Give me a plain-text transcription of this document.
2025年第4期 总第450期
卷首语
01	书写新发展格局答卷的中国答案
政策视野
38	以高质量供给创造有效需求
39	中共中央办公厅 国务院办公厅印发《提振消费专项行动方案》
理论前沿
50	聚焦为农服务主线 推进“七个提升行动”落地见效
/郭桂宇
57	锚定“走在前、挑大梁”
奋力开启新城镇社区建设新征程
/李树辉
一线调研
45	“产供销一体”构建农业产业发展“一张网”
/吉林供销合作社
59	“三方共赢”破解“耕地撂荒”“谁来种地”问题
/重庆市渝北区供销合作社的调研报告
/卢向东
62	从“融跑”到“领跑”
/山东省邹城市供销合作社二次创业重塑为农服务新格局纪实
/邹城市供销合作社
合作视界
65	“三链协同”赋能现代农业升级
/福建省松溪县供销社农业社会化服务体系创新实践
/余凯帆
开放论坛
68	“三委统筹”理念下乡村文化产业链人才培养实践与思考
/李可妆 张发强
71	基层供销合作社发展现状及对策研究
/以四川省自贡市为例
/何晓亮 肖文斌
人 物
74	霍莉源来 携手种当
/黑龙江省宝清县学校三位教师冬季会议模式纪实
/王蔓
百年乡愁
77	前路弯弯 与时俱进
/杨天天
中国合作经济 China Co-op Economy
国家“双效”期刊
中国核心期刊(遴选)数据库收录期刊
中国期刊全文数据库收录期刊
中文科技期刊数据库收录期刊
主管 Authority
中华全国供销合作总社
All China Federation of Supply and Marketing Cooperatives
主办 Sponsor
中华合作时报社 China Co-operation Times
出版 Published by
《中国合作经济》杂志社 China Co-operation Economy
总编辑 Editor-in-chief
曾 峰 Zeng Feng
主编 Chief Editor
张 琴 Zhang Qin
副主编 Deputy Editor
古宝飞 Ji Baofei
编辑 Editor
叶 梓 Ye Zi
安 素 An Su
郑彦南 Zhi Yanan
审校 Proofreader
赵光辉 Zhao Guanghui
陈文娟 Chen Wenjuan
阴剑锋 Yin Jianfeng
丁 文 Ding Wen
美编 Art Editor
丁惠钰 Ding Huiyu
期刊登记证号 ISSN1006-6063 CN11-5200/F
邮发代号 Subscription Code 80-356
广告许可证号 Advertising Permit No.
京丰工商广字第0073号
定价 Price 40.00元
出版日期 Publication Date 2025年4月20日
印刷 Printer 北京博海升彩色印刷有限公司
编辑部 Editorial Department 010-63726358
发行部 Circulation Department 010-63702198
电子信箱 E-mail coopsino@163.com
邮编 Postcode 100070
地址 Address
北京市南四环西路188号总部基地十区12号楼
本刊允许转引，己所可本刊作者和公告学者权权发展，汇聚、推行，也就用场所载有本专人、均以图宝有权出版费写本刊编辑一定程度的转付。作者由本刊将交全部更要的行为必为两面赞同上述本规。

··········

• _Task details_
Locate all lines in the listing above with the word "Economy" and copy them.

• _Task output_
中国合作经济 China Co-op Economy
《中国合作经济》杂志社 China Co-operation Economy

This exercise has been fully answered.